**Requirement**
Every entry must be duplicated precisely as written.

**Provided records**
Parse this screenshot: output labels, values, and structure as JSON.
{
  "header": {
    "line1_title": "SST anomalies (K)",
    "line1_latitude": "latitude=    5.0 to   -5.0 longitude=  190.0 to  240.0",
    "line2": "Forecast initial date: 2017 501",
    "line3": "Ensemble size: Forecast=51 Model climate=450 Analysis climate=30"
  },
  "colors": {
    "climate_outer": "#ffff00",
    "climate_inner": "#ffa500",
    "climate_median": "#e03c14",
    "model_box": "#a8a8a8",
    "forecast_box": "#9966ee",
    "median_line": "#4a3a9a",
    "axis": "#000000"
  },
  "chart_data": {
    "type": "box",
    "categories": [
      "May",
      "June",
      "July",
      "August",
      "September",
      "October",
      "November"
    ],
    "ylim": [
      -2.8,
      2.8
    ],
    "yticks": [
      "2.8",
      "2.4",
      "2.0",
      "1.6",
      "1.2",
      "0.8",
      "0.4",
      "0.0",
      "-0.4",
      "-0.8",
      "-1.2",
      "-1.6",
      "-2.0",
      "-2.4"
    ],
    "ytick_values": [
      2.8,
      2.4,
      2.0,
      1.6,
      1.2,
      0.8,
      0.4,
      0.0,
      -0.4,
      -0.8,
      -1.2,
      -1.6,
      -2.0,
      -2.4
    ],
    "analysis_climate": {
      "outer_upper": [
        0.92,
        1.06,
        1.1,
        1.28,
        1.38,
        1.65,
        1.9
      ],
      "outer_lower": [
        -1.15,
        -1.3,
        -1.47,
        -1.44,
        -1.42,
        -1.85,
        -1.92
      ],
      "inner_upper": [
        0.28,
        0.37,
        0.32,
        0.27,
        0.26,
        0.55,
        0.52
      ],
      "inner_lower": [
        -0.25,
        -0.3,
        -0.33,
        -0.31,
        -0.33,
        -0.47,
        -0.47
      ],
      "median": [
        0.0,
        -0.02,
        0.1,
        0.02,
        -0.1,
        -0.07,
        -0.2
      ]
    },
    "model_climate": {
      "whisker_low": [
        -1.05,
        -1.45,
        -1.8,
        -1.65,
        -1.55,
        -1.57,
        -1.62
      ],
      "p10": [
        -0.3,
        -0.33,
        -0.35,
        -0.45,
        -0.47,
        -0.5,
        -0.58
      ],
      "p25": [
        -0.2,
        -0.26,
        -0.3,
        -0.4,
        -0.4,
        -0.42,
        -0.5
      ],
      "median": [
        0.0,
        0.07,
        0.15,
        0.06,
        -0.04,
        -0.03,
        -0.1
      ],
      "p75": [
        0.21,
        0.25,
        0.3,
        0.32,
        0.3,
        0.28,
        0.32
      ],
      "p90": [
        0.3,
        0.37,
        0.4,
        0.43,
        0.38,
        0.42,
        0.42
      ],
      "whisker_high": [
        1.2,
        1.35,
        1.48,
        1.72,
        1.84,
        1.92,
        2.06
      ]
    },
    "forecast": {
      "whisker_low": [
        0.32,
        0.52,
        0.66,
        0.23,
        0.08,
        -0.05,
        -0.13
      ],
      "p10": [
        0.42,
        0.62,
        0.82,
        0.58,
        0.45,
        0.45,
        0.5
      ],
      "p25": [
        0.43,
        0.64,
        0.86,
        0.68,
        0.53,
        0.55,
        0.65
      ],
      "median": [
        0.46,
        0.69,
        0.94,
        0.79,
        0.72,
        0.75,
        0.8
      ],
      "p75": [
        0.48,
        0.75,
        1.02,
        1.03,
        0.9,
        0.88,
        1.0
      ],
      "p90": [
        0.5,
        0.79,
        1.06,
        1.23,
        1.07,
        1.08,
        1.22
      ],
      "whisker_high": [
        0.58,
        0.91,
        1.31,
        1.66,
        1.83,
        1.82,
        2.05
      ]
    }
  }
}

**Complete answer**
Parse this screenshot: output labels, values, and structure as JSON.
{
  "header": {
    "line1_title": "SST anomalies (K)",
    "line1_latitude": "latitude=    5.0 to   -5.0 longitude=  190.0 to  240.0",
    "line2": "Forecast initial date: 2017 501",
    "line3": "Ensemble size: Forecast=51 Model climate=450 Analysis climate=30"
  },
  "colors": {
    "climate_outer": "#ffff00",
    "climate_inner": "#ffa500",
    "climate_median": "#e03c14",
    "model_box": "#a8a8a8",
    "forecast_box": "#9966ee",
    "median_line": "#4a3a9a",
    "axis": "#000000"
  },
  "chart_data": {
    "type": "box",
    "categories": [
      "May",
      "June",
      "July",
      "August",
      "September",
      "October",
      "November"
    ],
    "ylim": [
      -2.8,
      2.8
    ],
    "yticks": [
      "2.8",
      "2.4",
      "2.0",
      "1.6",
      "1.2",
      "0.8",
      "0.4",
      "0.0",
      "-0.4",
      "-0.8",
      "-1.2",
      "-1.6",
      "-2.0",
      "-2.4"
    ],
    "ytick_values": [
      2.8,
      2.4,
      2.0,
      1.6,
      1.2,
      0.8,
      0.4,
      0.0,
      -0.4,
      -0.8,
      -1.2,
      -1.6,
      -2.0,
      -2.4
    ],
    "analysis_climate": {
      "outer_upper": [
        0.92,
        1.06,
        1.1,
        1.28,
        1.38,
        1.65,
        1.9
      ],
      "outer_lower": [
        -1.15,
        -1.3,
        -1.47,
        -1.44,
        -1.42,
        -1.85,
        -1.92
      ],
      "inner_upper": [
        0.28,
        0.37,
        0.32,
        0.27,
        0.26,
        0.55,
        0.52
      ],
      "inner_lower": [
        -0.25,
        -0.3,
        -0.33,
        -0.31,
        -0.33,
        -0.47,
        -0.47
      ],
      "median": [
        0.0,
        -0.02,
        0.1,
        0.02,
        -0.1,
        -0.07,
        -0.2
      ]
    },
    "model_climate": {
      "whisker_low": [
        -1.05,
        -1.45,
        -1.8,
        -1.65,
        -1.55,
        -1.57,
        -1.62
      ],
      "p10": [
        -0.3,
        -0.33,
        -0.35,
        -0.45,
        -0.47,
        -0.5,
        -0.58
      ],
      "p25": [
        -0.2,
        -0.26,
        -0.3,
        -0.4,
        -0.4,
        -0.42,
        -0.5
      ],
      "median": [
        0.0,
        0.07,
        0.15,
        0.06,
        -0.04,
        -0.03,
        -0.1
      ],
      "p75": [
        0.21,
        0.25,
        0.3,
        0.32,
        0.3,
        0.28,
        0.32
      ],
      "p90": [
        0.3,
        0.37,
        0.4,
        0.43,
        0.38,
        0.42,
        0.42
      ],
      "whisker_high": [
        1.2,
        1.35,
        1.48,
        1.72,
        1.84,
        1.92,
        2.06
      ]
    },
    "forecast": {
      "whisker_low": [
        0.32,
        0.52,
        0.66,
        0.23,
        0.08,
        -0.05,
        -0.13
      ],
      "p10": [
        0.42,
        0.62,
        0.82,
        0.58,
        0.45,
        0.45,
        0.5
      ],
      "p25": [
        0.43,
        0.64,
        0.86,
        0.68,
        0.53,
        0.55,
        0.65
      ],
      "median": [
        0.46,
        0.69,
        0.94,
        0.79,
        0.72,
        0.75,
        0.8
      ],
      "p75": [
        0.48,
        0.75,
        1.02,
        1.03,
        0.9,
        0.88,
        1.0
      ],
      "p90": [
        0.5,
        0.79,
        1.06,
        1.23,
        1.07,
        1.08,
        1.22
      ],
      "whisker_high": [
        0.58,
        0.91,
        1.31,
        1.66,
        1.83,
        1.82,
        2.05
      ]
    }
  }
}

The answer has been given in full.